## EXERCISE REQUIREMENTS
Give the number of lines that include the word "háttámla", and nothing else.

--

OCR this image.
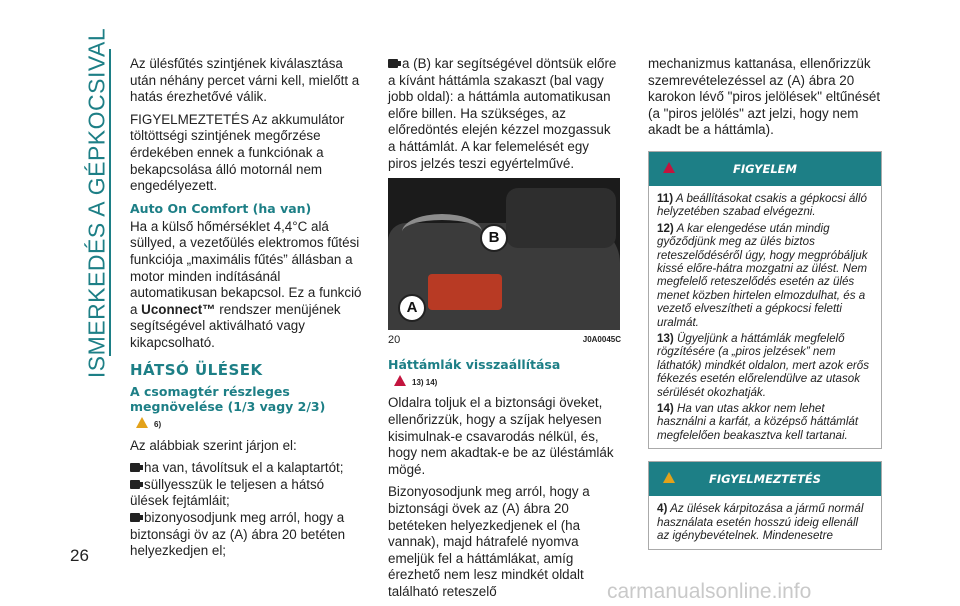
ISMERKEDÉS A GÉPKOCSIVAL
26

Az ülésfűtés szintjének kiválasztása után néhány percet várni kell, mielőtt a hatás érezhetővé válik.

FIGYELMEZTETÉS Az akkumulátor töltöttségi szintjének megőrzése érdekében ennek a funkciónak a bekapcsolása álló motornál nem engedélyezett.

Auto On Comfort (ha van)

Ha a külső hőmérséklet 4,4°C alá süllyed, a vezetőülés elektromos fűtési funkciója „maximális fűtés” állásban a motor minden indításánál automatikusan bekapcsol. Ez a funkció a Uconnect™ rendszer menüjének segítségével aktiválható vagy kikapcsolható.

HÁTSÓ ÜLÉSEK
A csomagtér részleges megnövelése (1/3 vagy 2/3)
6)

Az alábbiak szerint járjon el:

ha van, távolítsuk el a kalaptartót;
süllyesszük le teljesen a hátsó ülések fejtámláit;
bizonyosodjunk meg arról, hogy a biztonsági öv az (A) ábra 20 betéten helyezkedjen el;
a (B) kar segítségével döntsük előre a kívánt háttámla szakaszt (bal vagy jobb oldal): a háttámla automatikusan előre billen. Ha szükséges, az előredöntés elején kézzel mozgassuk a háttámlát. A kar felemelését egy piros jelzés teszi egyértelművé.
B
A
20	J0A0045C
Háttámlák visszaállítása
13) 14)

Oldalra toljuk el a biztonsági öveket, ellenőrizzük, hogy a szíjak helyesen kisimulnak-e csavarodás nélkül, és, hogy nem akadtak-e be az üléstámlák mögé.

Bizonyosodjunk meg arról, hogy a biztonsági övek az (A) ábra 20 betéteken helyezkedjenek el (ha vannak), majd hátrafelé nyomva emeljük fel a háttámlákat, amíg érezhető nem lesz mindkét oldalt található reteszelő

mechanizmus kattanása, ellenőrizzük szemrevételezéssel az (A) ábra 20 karokon lévő "piros jelölések" eltűnését (a "piros jelölés" azt jelzi, hogy nem akadt be a háttámla).

FIGYELEM

11) A beállításokat csakis a gépkocsi álló helyzetében szabad elvégezni.

12) A kar elengedése után mindig győződjünk meg az ülés biztos reteszelődéséről úgy, hogy megpróbáljuk kissé előre-hátra mozgatni az ülést. Nem megfelelő reteszelődés esetén az ülés menet közben hirtelen elmozdulhat, és a vezető elveszítheti a gépkocsi feletti uralmát.

13) Ügyeljünk a háttámlák megfelelő rögzítésére (a „piros jelzések” nem láthatók) mindkét oldalon, mert azok erős fékezés esetén előrelendülve az utasok sérülését okozhatják.

14) Ha van utas akkor nem lehet használni a karfát, a középső háttámlát megfelelően beakasztva kell tartanai.

FIGYELMEZTETÉS

4) Az ülések kárpitozása a jármű normál használata esetén hosszú ideig ellenáll az igénybevételnek. Mindenesetre

carmanualsonline.info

--

## RESPONSE TO THE EXERCISE
2